# [TO BE DONE]
Copy out the listing in full, exactly as written, but not its pictures.

# [Stored entries]
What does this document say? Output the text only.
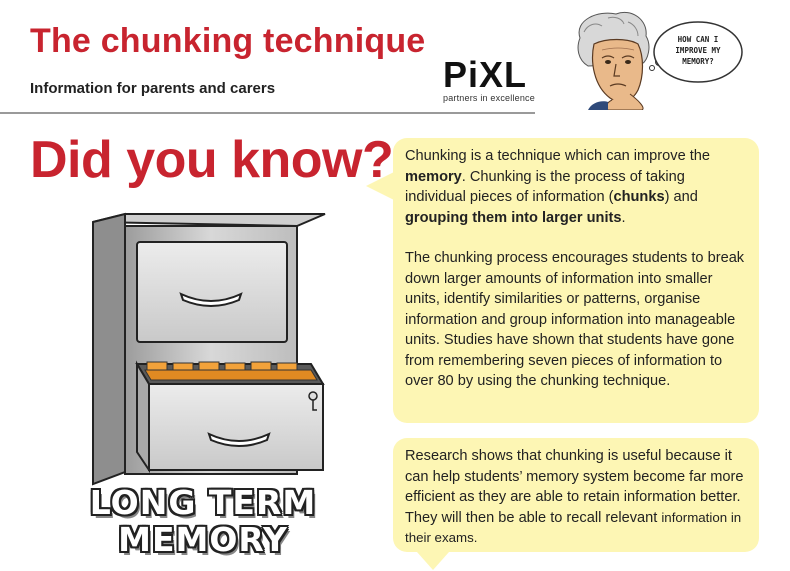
The chunking technique
Information for parents and carers	PiXL
partners in excellence
HOW CAN I
IMPROVE MY
MEMORY?
Did you know?
LONG TERM
MEMORY

Chunking is a technique which can improve the memory. Chunking is the process of taking individual pieces of information (chunks) and grouping them into larger units.

The chunking process encourages students to break down larger amounts of information into smaller units, identify similarities or patterns, organise information and group information into manageable units. Studies have shown that students have gone from remembering seven pieces of information to over 80 by using the chunking technique.

Research shows that chunking is useful because it can help students’ memory system become far more efficient as they are able to retain information better. They will then be able to recall relevant information in their exams.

# [FULL RESPONSE]
What does this document say? Output the text only.
The chunking technique
Information for parents and carers	PiXL
partners in excellence
HOW CAN I
IMPROVE MY
MEMORY?
Did you know?
LONG TERM
MEMORY

Chunking is a technique which can improve the memory. Chunking is the process of taking individual pieces of information (chunks) and grouping them into larger units.

The chunking process encourages students to break down larger amounts of information into smaller units, identify similarities or patterns, organise information and group information into manageable units. Studies have shown that students have gone from remembering seven pieces of information to over 80 by using the chunking technique.

Research shows that chunking is useful because it can help students’ memory system become far more efficient as they are able to retain information better. They will then be able to recall relevant information in their exams.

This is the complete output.